[Data items]
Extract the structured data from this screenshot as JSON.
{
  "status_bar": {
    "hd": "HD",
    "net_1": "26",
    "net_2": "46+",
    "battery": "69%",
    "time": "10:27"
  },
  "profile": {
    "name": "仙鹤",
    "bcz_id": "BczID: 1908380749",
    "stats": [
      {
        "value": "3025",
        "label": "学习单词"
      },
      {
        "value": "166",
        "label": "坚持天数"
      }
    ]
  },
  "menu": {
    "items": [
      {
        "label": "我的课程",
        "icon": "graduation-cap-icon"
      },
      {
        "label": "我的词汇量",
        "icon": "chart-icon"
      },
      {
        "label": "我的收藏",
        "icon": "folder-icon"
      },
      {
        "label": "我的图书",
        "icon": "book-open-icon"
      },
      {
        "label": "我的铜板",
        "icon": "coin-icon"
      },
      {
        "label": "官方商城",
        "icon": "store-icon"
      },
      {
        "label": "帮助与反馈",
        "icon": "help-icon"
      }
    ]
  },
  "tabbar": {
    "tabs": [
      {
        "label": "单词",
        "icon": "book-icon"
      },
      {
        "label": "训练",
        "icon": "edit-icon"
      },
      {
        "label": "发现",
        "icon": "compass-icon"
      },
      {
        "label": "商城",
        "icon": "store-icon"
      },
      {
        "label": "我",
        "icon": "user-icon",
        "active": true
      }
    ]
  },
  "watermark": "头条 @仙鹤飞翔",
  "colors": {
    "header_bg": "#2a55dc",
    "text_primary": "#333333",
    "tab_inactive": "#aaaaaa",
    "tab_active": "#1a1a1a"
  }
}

---

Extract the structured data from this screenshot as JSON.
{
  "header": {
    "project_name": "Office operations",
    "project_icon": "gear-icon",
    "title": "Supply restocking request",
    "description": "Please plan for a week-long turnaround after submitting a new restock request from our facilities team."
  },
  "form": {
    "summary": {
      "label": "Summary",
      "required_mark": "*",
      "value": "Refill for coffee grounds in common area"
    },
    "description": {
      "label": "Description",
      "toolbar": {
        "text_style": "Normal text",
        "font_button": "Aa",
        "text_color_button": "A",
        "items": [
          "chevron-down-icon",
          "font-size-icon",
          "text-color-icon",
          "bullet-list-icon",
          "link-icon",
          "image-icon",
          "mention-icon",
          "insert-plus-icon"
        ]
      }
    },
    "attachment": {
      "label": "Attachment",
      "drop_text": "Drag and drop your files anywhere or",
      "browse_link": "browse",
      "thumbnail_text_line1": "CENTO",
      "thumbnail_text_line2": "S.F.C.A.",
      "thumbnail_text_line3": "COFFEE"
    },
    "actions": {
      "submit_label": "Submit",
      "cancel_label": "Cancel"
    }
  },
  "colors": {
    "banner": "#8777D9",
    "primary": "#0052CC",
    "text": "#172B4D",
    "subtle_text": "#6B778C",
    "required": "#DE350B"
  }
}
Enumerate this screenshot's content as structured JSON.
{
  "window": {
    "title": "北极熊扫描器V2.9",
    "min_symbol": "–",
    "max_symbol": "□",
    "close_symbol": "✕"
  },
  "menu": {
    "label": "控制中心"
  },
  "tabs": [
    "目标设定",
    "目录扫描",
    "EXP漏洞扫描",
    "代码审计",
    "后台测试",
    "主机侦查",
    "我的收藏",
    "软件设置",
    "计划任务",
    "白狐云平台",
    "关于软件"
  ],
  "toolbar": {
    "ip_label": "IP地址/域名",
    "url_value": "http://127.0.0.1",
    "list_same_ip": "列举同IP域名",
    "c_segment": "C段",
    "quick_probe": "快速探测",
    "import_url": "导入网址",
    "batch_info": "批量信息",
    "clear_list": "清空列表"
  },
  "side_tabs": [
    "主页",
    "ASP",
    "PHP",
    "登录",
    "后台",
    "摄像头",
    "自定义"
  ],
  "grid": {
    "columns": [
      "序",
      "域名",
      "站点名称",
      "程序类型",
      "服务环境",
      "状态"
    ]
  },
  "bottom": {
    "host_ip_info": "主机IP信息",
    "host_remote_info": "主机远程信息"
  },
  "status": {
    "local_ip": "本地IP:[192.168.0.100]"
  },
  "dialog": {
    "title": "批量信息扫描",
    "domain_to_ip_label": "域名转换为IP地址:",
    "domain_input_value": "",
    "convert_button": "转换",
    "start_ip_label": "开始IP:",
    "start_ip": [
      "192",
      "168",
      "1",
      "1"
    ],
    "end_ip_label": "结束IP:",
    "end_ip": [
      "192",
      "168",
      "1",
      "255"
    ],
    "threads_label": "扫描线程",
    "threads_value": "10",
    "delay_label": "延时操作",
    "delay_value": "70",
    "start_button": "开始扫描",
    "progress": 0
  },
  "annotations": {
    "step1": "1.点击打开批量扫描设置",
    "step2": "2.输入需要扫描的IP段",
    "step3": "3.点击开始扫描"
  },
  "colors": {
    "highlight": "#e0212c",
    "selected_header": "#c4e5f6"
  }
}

## Exercise brief
Filter the records for lines holding the string "title". Copy each one.

## Output
    "title": "Supply restocking request",
    "title": "北极熊扫描器V2.9",
    "title": "批量信息扫描",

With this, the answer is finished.